§ Record excerpts
* BEGIN *

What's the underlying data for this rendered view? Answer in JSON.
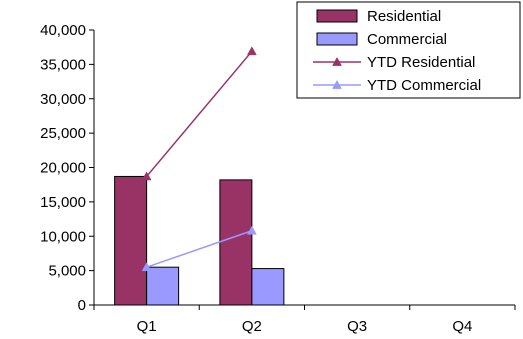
{
  "chart_data": {
    "type": "bar",
    "categories": [
      "Q1",
      "Q2",
      "Q3",
      "Q4"
    ],
    "series": [
      {
        "name": "Residential",
        "kind": "bar",
        "color": "#993366",
        "values": [
          18700,
          18200,
          null,
          null
        ]
      },
      {
        "name": "Commercial",
        "kind": "bar",
        "color": "#9999FF",
        "values": [
          5500,
          5300,
          null,
          null
        ]
      },
      {
        "name": "YTD Residential",
        "kind": "line",
        "marker": "triangle",
        "color": "#993366",
        "values": [
          18700,
          36900,
          null,
          null
        ]
      },
      {
        "name": "YTD Commercial",
        "kind": "line",
        "marker": "triangle",
        "color": "#9999FF",
        "values": [
          5500,
          10800,
          null,
          null
        ]
      }
    ],
    "y_ticks": [
      "0",
      "5,000",
      "10,000",
      "15,000",
      "20,000",
      "25,000",
      "30,000",
      "35,000",
      "40,000"
    ],
    "ylim": [
      0,
      40000
    ],
    "grid": false,
    "legend_position": "top-right"
  }
}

* END *

Transcribe the material exactly, and leave out whatever pictures it holds.

What's the underlying data for this rendered view? Answer in JSON.
{
  "chart_data": {
    "type": "bar",
    "categories": [
      "Q1",
      "Q2",
      "Q3",
      "Q4"
    ],
    "series": [
      {
        "name": "Residential",
        "kind": "bar",
        "color": "#993366",
        "values": [
          18700,
          18200,
          null,
          null
        ]
      },
      {
        "name": "Commercial",
        "kind": "bar",
        "color": "#9999FF",
        "values": [
          5500,
          5300,
          null,
          null
        ]
      },
      {
        "name": "YTD Residential",
        "kind": "line",
        "marker": "triangle",
        "color": "#993366",
        "values": [
          18700,
          36900,
          null,
          null
        ]
      },
      {
        "name": "YTD Commercial",
        "kind": "line",
        "marker": "triangle",
        "color": "#9999FF",
        "values": [
          5500,
          10800,
          null,
          null
        ]
      }
    ],
    "y_ticks": [
      "0",
      "5,000",
      "10,000",
      "15,000",
      "20,000",
      "25,000",
      "30,000",
      "35,000",
      "40,000"
    ],
    "ylim": [
      0,
      40000
    ],
    "grid": false,
    "legend_position": "top-right"
  }
}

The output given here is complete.